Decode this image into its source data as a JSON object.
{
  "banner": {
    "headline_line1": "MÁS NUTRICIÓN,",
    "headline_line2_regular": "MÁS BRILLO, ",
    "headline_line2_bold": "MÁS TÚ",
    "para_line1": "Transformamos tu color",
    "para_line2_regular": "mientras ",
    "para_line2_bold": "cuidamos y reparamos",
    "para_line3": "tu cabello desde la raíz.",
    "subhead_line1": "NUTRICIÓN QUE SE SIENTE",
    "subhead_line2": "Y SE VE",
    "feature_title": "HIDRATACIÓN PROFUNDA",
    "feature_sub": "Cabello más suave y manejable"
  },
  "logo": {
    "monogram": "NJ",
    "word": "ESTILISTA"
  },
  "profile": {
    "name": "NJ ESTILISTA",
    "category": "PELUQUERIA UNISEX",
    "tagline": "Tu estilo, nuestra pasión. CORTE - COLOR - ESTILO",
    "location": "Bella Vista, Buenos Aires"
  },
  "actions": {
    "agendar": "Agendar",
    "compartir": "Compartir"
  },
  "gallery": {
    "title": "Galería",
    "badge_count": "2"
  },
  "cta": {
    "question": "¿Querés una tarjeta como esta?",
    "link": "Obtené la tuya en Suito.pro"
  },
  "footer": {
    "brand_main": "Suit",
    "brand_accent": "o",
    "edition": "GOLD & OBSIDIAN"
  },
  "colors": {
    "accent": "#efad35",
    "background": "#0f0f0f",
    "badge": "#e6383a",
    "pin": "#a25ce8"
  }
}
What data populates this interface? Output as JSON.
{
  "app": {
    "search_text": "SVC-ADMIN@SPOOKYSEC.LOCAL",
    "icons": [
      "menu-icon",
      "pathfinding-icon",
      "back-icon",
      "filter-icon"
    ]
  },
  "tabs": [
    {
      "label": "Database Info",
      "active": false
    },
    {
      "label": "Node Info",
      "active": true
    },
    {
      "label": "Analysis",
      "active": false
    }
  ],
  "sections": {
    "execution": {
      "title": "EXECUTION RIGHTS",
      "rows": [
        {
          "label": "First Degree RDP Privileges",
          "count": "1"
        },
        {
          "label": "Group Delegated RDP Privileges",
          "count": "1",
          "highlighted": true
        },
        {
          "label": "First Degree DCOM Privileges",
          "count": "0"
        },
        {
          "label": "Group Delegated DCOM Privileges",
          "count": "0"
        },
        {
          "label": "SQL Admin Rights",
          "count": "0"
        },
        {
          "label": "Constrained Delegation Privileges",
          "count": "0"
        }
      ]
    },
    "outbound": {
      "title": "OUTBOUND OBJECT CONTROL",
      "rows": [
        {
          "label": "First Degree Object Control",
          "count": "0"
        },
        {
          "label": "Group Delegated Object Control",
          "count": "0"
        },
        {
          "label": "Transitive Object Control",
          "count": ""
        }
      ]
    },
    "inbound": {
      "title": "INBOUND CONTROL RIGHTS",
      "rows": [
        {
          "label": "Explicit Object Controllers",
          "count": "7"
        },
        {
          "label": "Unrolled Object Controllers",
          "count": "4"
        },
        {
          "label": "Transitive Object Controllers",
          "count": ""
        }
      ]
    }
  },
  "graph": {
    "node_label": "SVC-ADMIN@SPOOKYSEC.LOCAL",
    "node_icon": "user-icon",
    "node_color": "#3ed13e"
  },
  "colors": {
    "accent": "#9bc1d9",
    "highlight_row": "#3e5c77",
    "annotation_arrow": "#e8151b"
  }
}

▶ [Direction]
Copy each entry exactly, with nothing added or dropped.

▶ [Exercise output]
Decode this image into its source data as a JSON object.
{
  "banner": {
    "headline_line1": "MÁS NUTRICIÓN,",
    "headline_line2_regular": "MÁS BRILLO, ",
    "headline_line2_bold": "MÁS TÚ",
    "para_line1": "Transformamos tu color",
    "para_line2_regular": "mientras ",
    "para_line2_bold": "cuidamos y reparamos",
    "para_line3": "tu cabello desde la raíz.",
    "subhead_line1": "NUTRICIÓN QUE SE SIENTE",
    "subhead_line2": "Y SE VE",
    "feature_title": "HIDRATACIÓN PROFUNDA",
    "feature_sub": "Cabello más suave y manejable"
  },
  "logo": {
    "monogram": "NJ",
    "word": "ESTILISTA"
  },
  "profile": {
    "name": "NJ ESTILISTA",
    "category": "PELUQUERIA UNISEX",
    "tagline": "Tu estilo, nuestra pasión. CORTE - COLOR - ESTILO",
    "location": "Bella Vista, Buenos Aires"
  },
  "actions": {
    "agendar": "Agendar",
    "compartir": "Compartir"
  },
  "gallery": {
    "title": "Galería",
    "badge_count": "2"
  },
  "cta": {
    "question": "¿Querés una tarjeta como esta?",
    "link": "Obtené la tuya en Suito.pro"
  },
  "footer": {
    "brand_main": "Suit",
    "brand_accent": "o",
    "edition": "GOLD & OBSIDIAN"
  },
  "colors": {
    "accent": "#efad35",
    "background": "#0f0f0f",
    "badge": "#e6383a",
    "pin": "#a25ce8"
  }
}
What data populates this interface? Output as JSON.
{
  "app": {
    "search_text": "SVC-ADMIN@SPOOKYSEC.LOCAL",
    "icons": [
      "menu-icon",
      "pathfinding-icon",
      "back-icon",
      "filter-icon"
    ]
  },
  "tabs": [
    {
      "label": "Database Info",
      "active": false
    },
    {
      "label": "Node Info",
      "active": true
    },
    {
      "label": "Analysis",
      "active": false
    }
  ],
  "sections": {
    "execution": {
      "title": "EXECUTION RIGHTS",
      "rows": [
        {
          "label": "First Degree RDP Privileges",
          "count": "1"
        },
        {
          "label": "Group Delegated RDP Privileges",
          "count": "1",
          "highlighted": true
        },
        {
          "label": "First Degree DCOM Privileges",
          "count": "0"
        },
        {
          "label": "Group Delegated DCOM Privileges",
          "count": "0"
        },
        {
          "label": "SQL Admin Rights",
          "count": "0"
        },
        {
          "label": "Constrained Delegation Privileges",
          "count": "0"
        }
      ]
    },
    "outbound": {
      "title": "OUTBOUND OBJECT CONTROL",
      "rows": [
        {
          "label": "First Degree Object Control",
          "count": "0"
        },
        {
          "label": "Group Delegated Object Control",
          "count": "0"
        },
        {
          "label": "Transitive Object Control",
          "count": ""
        }
      ]
    },
    "inbound": {
      "title": "INBOUND CONTROL RIGHTS",
      "rows": [
        {
          "label": "Explicit Object Controllers",
          "count": "7"
        },
        {
          "label": "Unrolled Object Controllers",
          "count": "4"
        },
        {
          "label": "Transitive Object Controllers",
          "count": ""
        }
      ]
    }
  },
  "graph": {
    "node_label": "SVC-ADMIN@SPOOKYSEC.LOCAL",
    "node_icon": "user-icon",
    "node_color": "#3ed13e"
  },
  "colors": {
    "accent": "#9bc1d9",
    "highlight_row": "#3e5c77",
    "annotation_arrow": "#e8151b"
  }
}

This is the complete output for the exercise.